STATED GOAL: Extend the forum thread below about rendering "Why did they kill Laura Palmer?" in Russian, beginning right after its final post.

TEXT:
::::::::
# Why did they kill Laura Palmer?



## beenni

Hi all,

Can anybody help? How can you say in Russian "why did they kill Laura Palmer"? I would say, with my sad Russian I speak, pochemu oni ubili... But it's impossible to find out how to put this name in accusative.

Thanks for your answer.


----------



## elemika

Hi,
Почему они убили Лауру Палмер?

 В этом случае склоняется только имя (Лаура, Лауре, Лауру, Лаурой)


----------



## ExMax

"Почему убили Лору Палмер?".
"Кто убил Лору Палмер?" in the tagline of the Russian version of the TV series, though.


----------



## Cleare

elemika said:


> Hi,
> Почему они убили Лауру Палмер?
> 
> В этом случае склоняется только имя (Лаура, Лауре, Лауру, Лаурой)


 

a+u = [o] Лора


----------



## Ptak

elemika said:


> Hi,
> Почему они убили Лауру Палмер?


"Они" is superfluous here. In Russian, you can use "они" only if you know who "them" are. If it's just impersonal, you don't need to use this word here.

My version would be "_*За что* убили Лору Палмер?_"
I somehow think that in Russian we more often say "_за что_" than "_почему_" when talking about murders; but maybe it's just my personal feeling.
::::::::
DATA PROVIDED:
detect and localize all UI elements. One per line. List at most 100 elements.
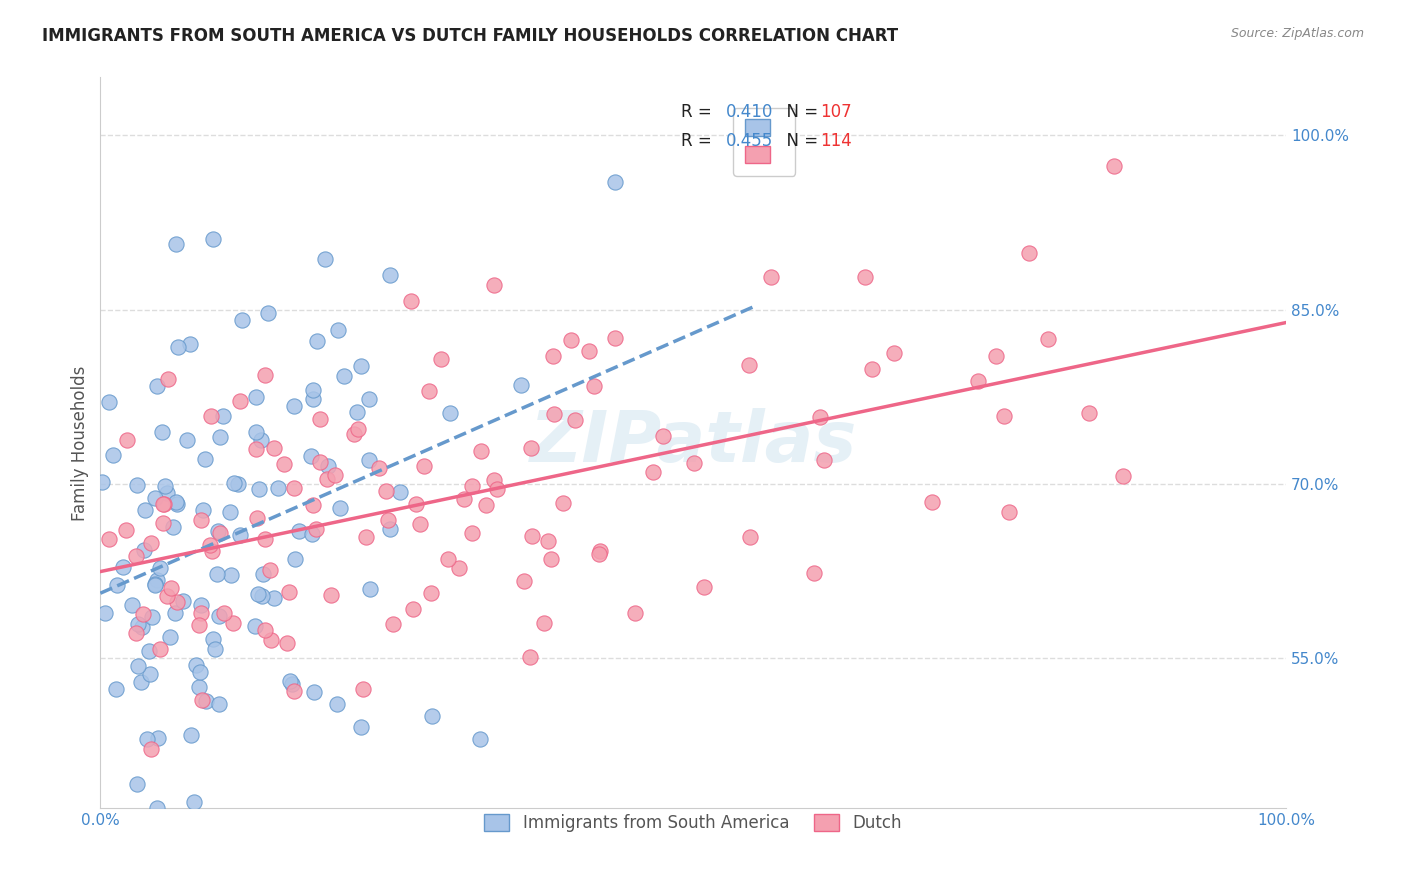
::::::::
OUTPUT OF THE EXERCISE:
----------



## Nadia!

I would also say "За что убили Лору Палмер?" better than "почему" but both are correct, "За что" meaning mot-a-mot in Eng. "what for" .


----------



## ExMax

Ptak said:


> "Они" is superfluous here.


Не очень уверен, что к этому правильно отнесутся модераторы, но обсуждение необходимости перевода личных местоимений время от времени все равно происходит, и есть мнения, что перевод местоимений часто бывает не нужен. А здесь уж очень удачный пример…
Для удобства считаем, что фраза эта имеет отношение к сериалу Дэвида Линча «Твин Пикс».
Итак, о местоимениях  .

Пусть будет три варианта фразы.
A.“Why was Laura Palmer killed?”  
Убийца/убийцы не упоминаются совсем. Убийцей может быть кто угодно. В том числе и Лиланд. Количество убийц – тоже может быть любым. Переводы “Почему была убита Лора Палмер?” и “Почему убили Лору Палмер?” в данном случае ничего не искажают и оба могут быть приемлемы.

B. “Why did he kill Laura Palmer?” 
Убийца один, и это мужчина. Получается, убийца – Лиланд, однозначно. Не упомянуть его в переводе, значит упустить весь смысл. Поэтому «Почему он убил Лору Палмер?» - это правильно, а «Почему убили Лору Палмер?» и «Почему была убита Лора Палмер?» - нет.

C. Теперь наше “Why did they kill Laura Palmer?”
То есть, убийца – однозначно не Лиланд. По крайней мере, не один Лиланд, а был еще кто-то. Сможем ли мы на это указать, если переведем: “Почему убили Лору Палмер?” Ведь этот вариант оставляет и возможность убийства Лиландом в одиночку (но и любой другой вариант допускает)?
Теперь вариант “Почему они убили Лору Палмер?” 
Смысл перевода изменился.
Давайте признаем, что он полностью соответствует исходной фразе. Убийц, по мнению автора этой фразы, было больше одного. 
НО ТАК ЛИ ЭТО?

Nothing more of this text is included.